■ **Instructions for the task**:
Could you copy every line from the material below in which "benefit" appears?

[start of Dataset extract]

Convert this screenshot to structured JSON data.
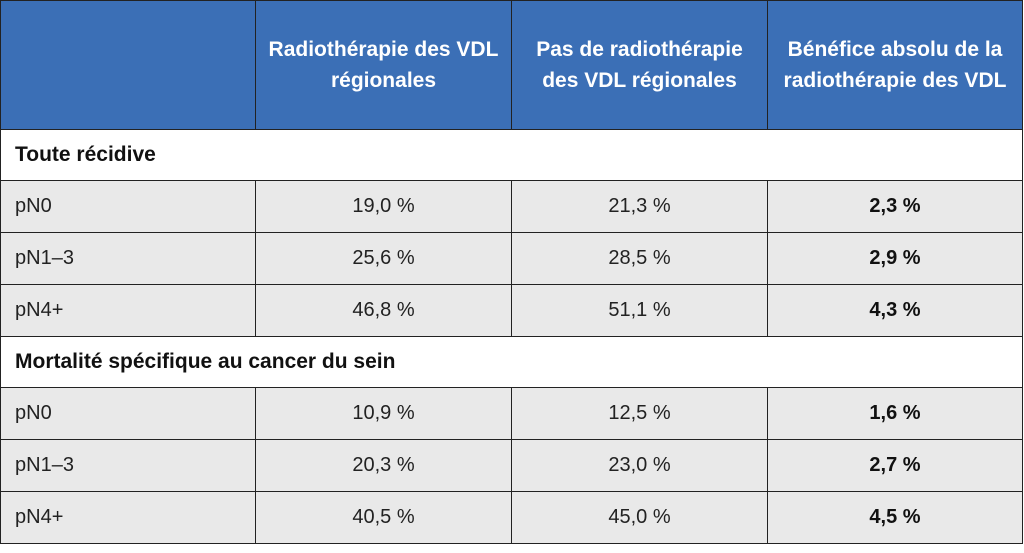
{
  "header": {
    "col_blank": "",
    "col1": "Radiothérapie des VDL régionales",
    "col2": "Pas de radiothérapie des VDL régionales",
    "col3": "Bénéfice absolu de la radiothérapie des VDL"
  },
  "sections": [
    {
      "title": "Toute récidive",
      "rows": [
        {
          "label": "pN0",
          "radio": "19,0 %",
          "no_radio": "21,3 %",
          "benefit": "2,3 %"
        },
        {
          "label": "pN1–3",
          "radio": "25,6 %",
          "no_radio": "28,5 %",
          "benefit": "2,9 %"
        },
        {
          "label": "pN4+",
          "radio": "46,8 %",
          "no_radio": "51,1 %",
          "benefit": "4,3 %"
        }
      ]
    },
    {
      "title": "Mortalité spécifique au cancer du sein",
      "rows": [
        {
          "label": "pN0",
          "radio": "10,9 %",
          "no_radio": "12,5 %",
          "benefit": "1,6 %"
        },
        {
          "label": "pN1–3",
          "radio": "20,3 %",
          "no_radio": "23,0 %",
          "benefit": "2,7 %"
        },
        {
          "label": "pN4+",
          "radio": "40,5 %",
          "no_radio": "45,0 %",
          "benefit": "4,5 %"
        }
      ]
    }
  ],
  "colors": {
    "header_bg": "#3b6fb6",
    "row_bg": "#e9e9e9",
    "border": "#222222"
  }
}
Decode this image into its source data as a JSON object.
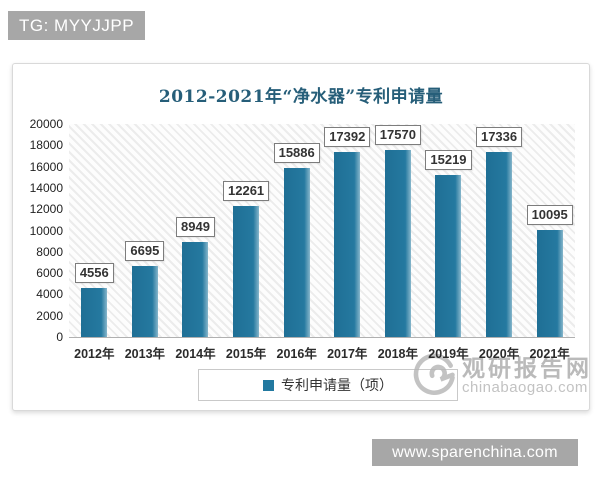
{
  "badges": {
    "top": "TG: MYYJJPP",
    "bottom": "www.sparenchina.com"
  },
  "watermark": {
    "logo": "swirl-logo",
    "site_name": "观研报告网",
    "site_domain": "chinabaogao.com"
  },
  "chart_data": {
    "type": "bar",
    "title": "2012-2021年“净水器”专利申请量",
    "categories": [
      "2012年",
      "2013年",
      "2014年",
      "2015年",
      "2016年",
      "2017年",
      "2018年",
      "2019年",
      "2020年",
      "2021年"
    ],
    "values": [
      4556,
      6695,
      8949,
      12261,
      15886,
      17392,
      17570,
      15219,
      17336,
      10095
    ],
    "legend": [
      "专利申请量（项）"
    ],
    "legend_position": "bottom",
    "ylim": [
      0,
      20000
    ],
    "ytick_step": 2000,
    "grid": false,
    "data_labels": true,
    "colors": {
      "bar": "#2279a0",
      "bar_highlight": "#86b6cb",
      "title": "#265e79",
      "hatch_background": "#ececec"
    }
  }
}
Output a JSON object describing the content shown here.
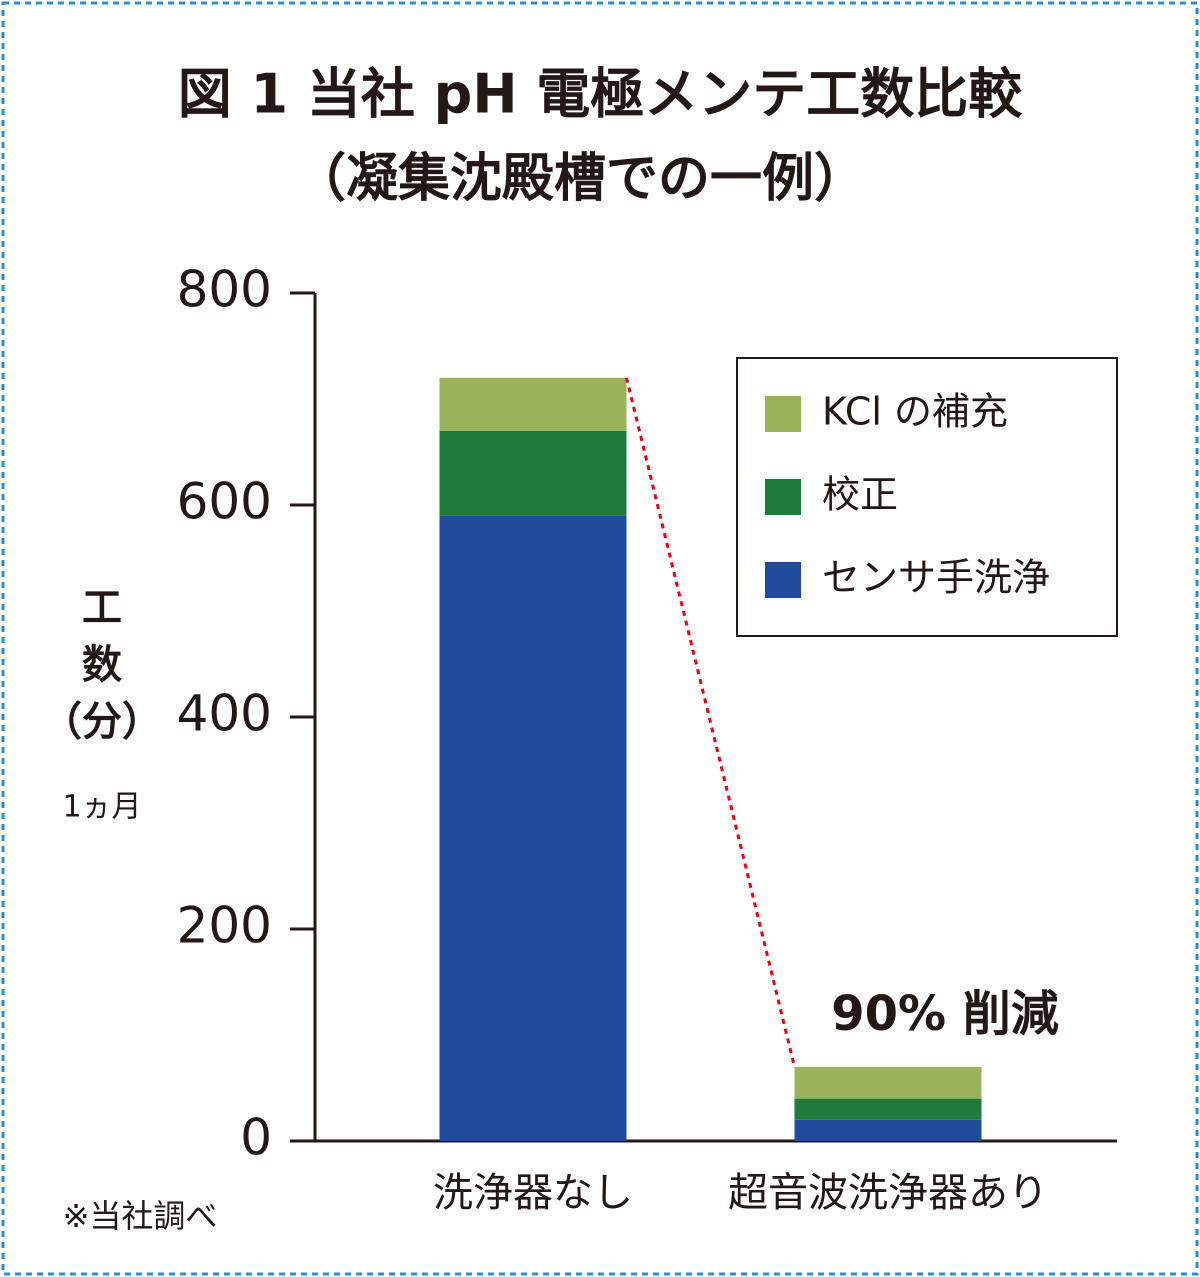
{
  "chart_data": {
    "type": "bar",
    "stacked": true,
    "title": "図 1 当社 pH 電極メンテ工数比較",
    "subtitle": "（凝集沈殿槽での一例）",
    "ylabel": [
      "工",
      "数",
      "（分）"
    ],
    "ylabel_note": "1ヵ月",
    "categories": [
      "洗浄器なし",
      "超音波洗浄器あり"
    ],
    "series": [
      {
        "name": "センサ手洗浄",
        "color": "#1f4b9c",
        "values": [
          590,
          20
        ]
      },
      {
        "name": "校正",
        "color": "#1e7b3b",
        "values": [
          80,
          20
        ]
      },
      {
        "name": "KCl の補充",
        "color": "#9bb45b",
        "values": [
          50,
          30
        ]
      }
    ],
    "ylim": [
      0,
      800
    ],
    "yticks": [
      0,
      200,
      400,
      600,
      800
    ],
    "annotation": "90% 削減",
    "annotation_color": "#e60012",
    "footnote": "※当社調べ",
    "legend": "upper right"
  }
}
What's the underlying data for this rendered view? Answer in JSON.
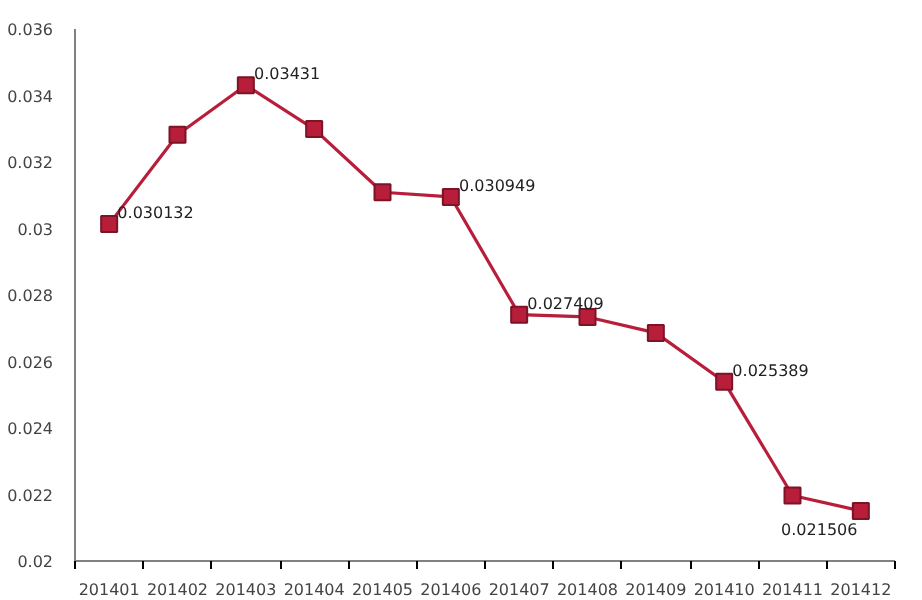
{
  "chart_data": {
    "type": "line",
    "categories": [
      "201401",
      "201402",
      "201403",
      "201404",
      "201405",
      "201406",
      "201407",
      "201408",
      "201409",
      "201410",
      "201411",
      "201412"
    ],
    "series": [
      {
        "color": "#b81d3a",
        "values": [
          0.030132,
          0.03282,
          0.03431,
          0.03299,
          0.03109,
          0.030949,
          0.027409,
          0.02734,
          0.02686,
          0.025389,
          0.02197,
          0.021506
        ],
        "value_labels": [
          "0.030132",
          null,
          "0.03431",
          null,
          null,
          "0.030949",
          "0.027409",
          null,
          null,
          "0.025389",
          null,
          "0.021506"
        ]
      }
    ],
    "ylim": [
      0.02,
      0.036
    ],
    "yticks": [
      0.02,
      0.022,
      0.024,
      0.026,
      0.028,
      0.03,
      0.032,
      0.034,
      0.036
    ],
    "marker": "square",
    "line_style": "solid",
    "grid": false
  }
}
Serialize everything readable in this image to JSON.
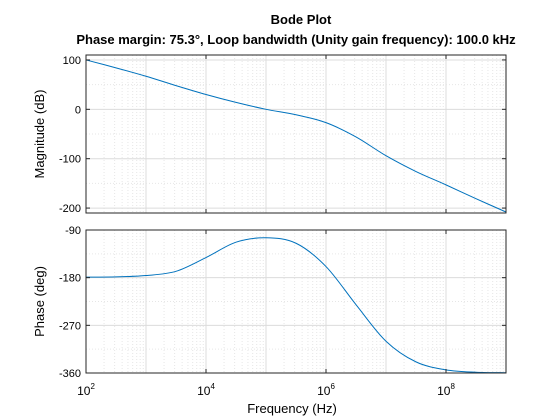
{
  "figure": {
    "title": "Bode Plot",
    "subtitle": "Phase margin: 75.3°, Loop bandwidth (Unity gain frequency): 100.0 kHz"
  },
  "colors": {
    "series": "#0072bd",
    "axes": "#262626",
    "grid": "#d9d9d9"
  },
  "chart_data": [
    {
      "type": "line",
      "title": "Bode Plot",
      "subtitle": "Phase margin: 75.3°, Loop bandwidth (Unity gain frequency): 100.0 kHz",
      "xlabel": "",
      "ylabel": "Magnitude (dB)",
      "xscale": "log",
      "xlim": [
        100,
        1000000000
      ],
      "ylim": [
        -210,
        110
      ],
      "xticks": [
        100,
        10000,
        1000000,
        100000000
      ],
      "xtick_labels": [],
      "yticks": [
        100,
        0,
        -100,
        -200
      ],
      "ytick_labels": [
        "100",
        "0",
        "-100",
        "-200"
      ],
      "grid": "major and minor",
      "series": [
        {
          "x": [
            100,
            316,
            1000,
            3162,
            10000,
            31623,
            100000,
            316228,
            1000000,
            3162278,
            10000000,
            31622777,
            100000000,
            316227766,
            1000000000
          ],
          "y": [
            100,
            84,
            67,
            48,
            30,
            14,
            0,
            -11,
            -27,
            -56,
            -94,
            -126,
            -153,
            -181,
            -208
          ]
        }
      ]
    },
    {
      "type": "line",
      "xlabel": "Frequency  (Hz)",
      "ylabel": "Phase (deg)",
      "xscale": "log",
      "xlim": [
        100,
        1000000000
      ],
      "ylim": [
        -360,
        -90
      ],
      "xticks": [
        100,
        10000,
        1000000,
        100000000
      ],
      "xtick_base": "10",
      "xtick_exponents": [
        "2",
        "4",
        "6",
        "8"
      ],
      "yticks": [
        -90,
        -180,
        -270,
        -360
      ],
      "ytick_labels": [
        "-90",
        "-180",
        "-270",
        "-360"
      ],
      "grid": "major and minor",
      "series": [
        {
          "x": [
            100,
            316,
            1000,
            3162,
            10000,
            31623,
            100000,
            316228,
            1000000,
            3162278,
            10000000,
            31622777,
            100000000,
            316227766,
            1000000000
          ],
          "y": [
            -179,
            -178.5,
            -176,
            -168,
            -142,
            -113,
            -104.7,
            -115,
            -159,
            -231,
            -300,
            -339,
            -354,
            -358.5,
            -359.5
          ]
        }
      ]
    }
  ]
}
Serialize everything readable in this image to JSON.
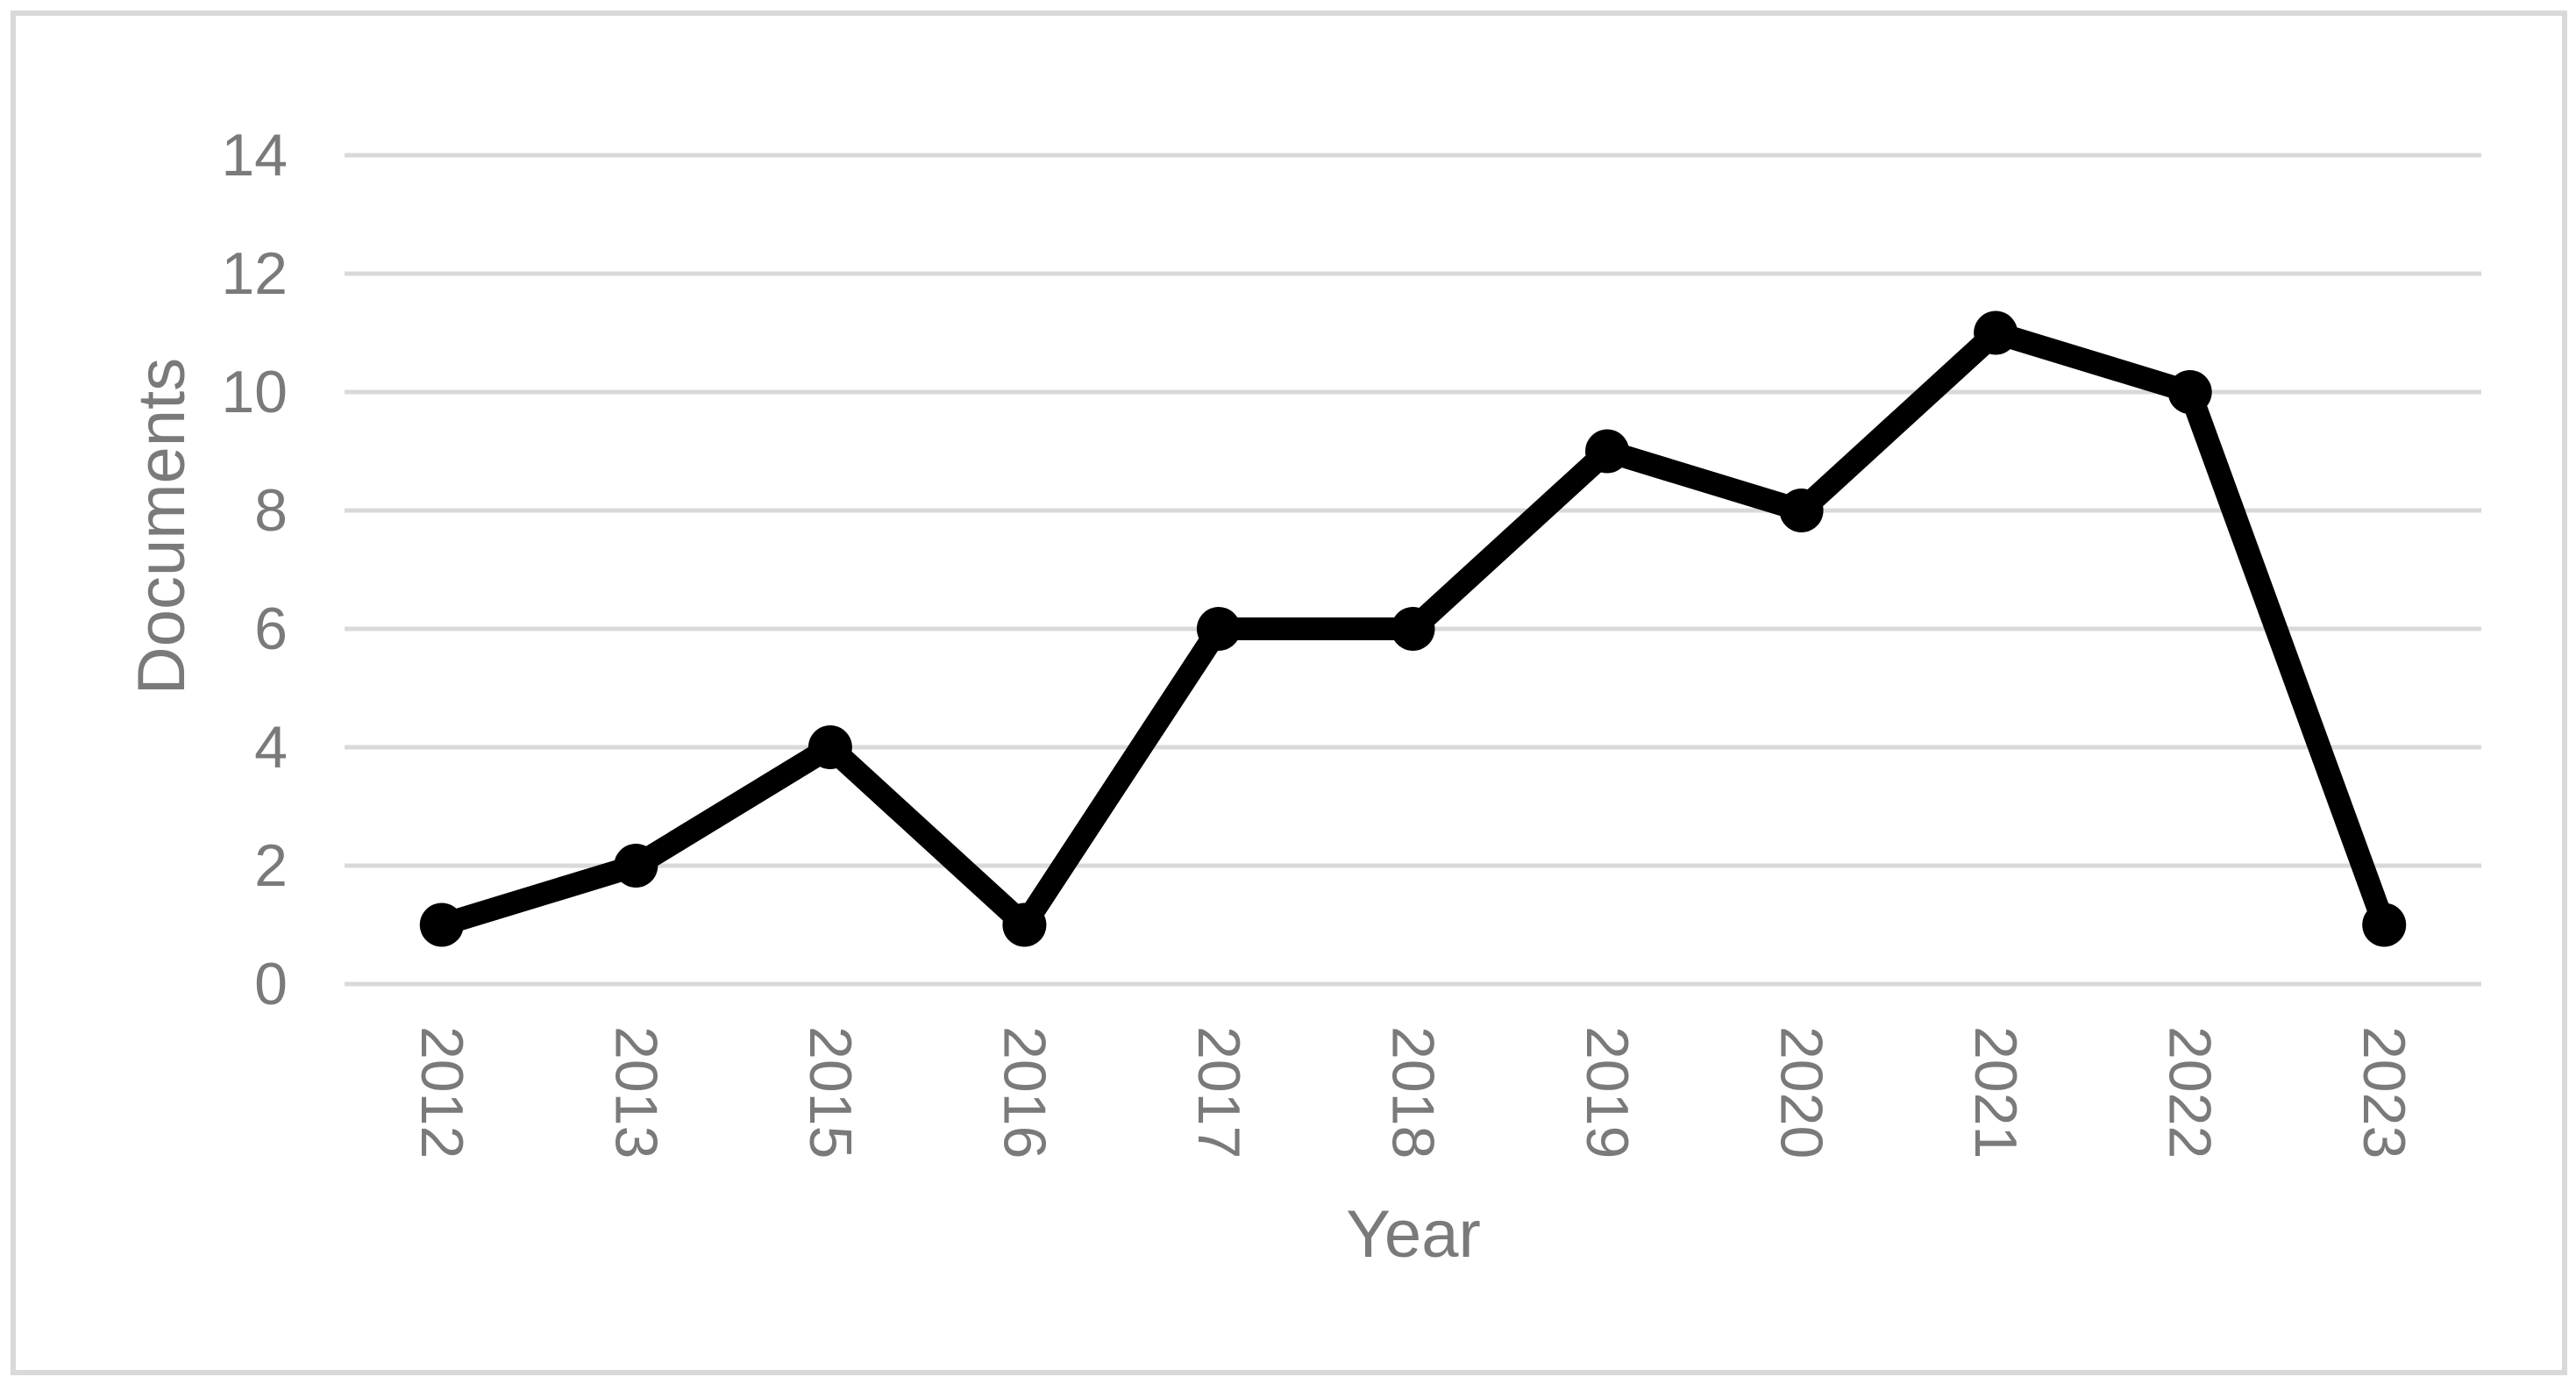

[end of Dataset extract]

■ **Written response**:
          "benefit": "2,3 %"
          "benefit": "2,9 %"
          "benefit": "4,3 %"
          "benefit": "1,6 %"
          "benefit": "2,7 %"
          "benefit": "4,5 %"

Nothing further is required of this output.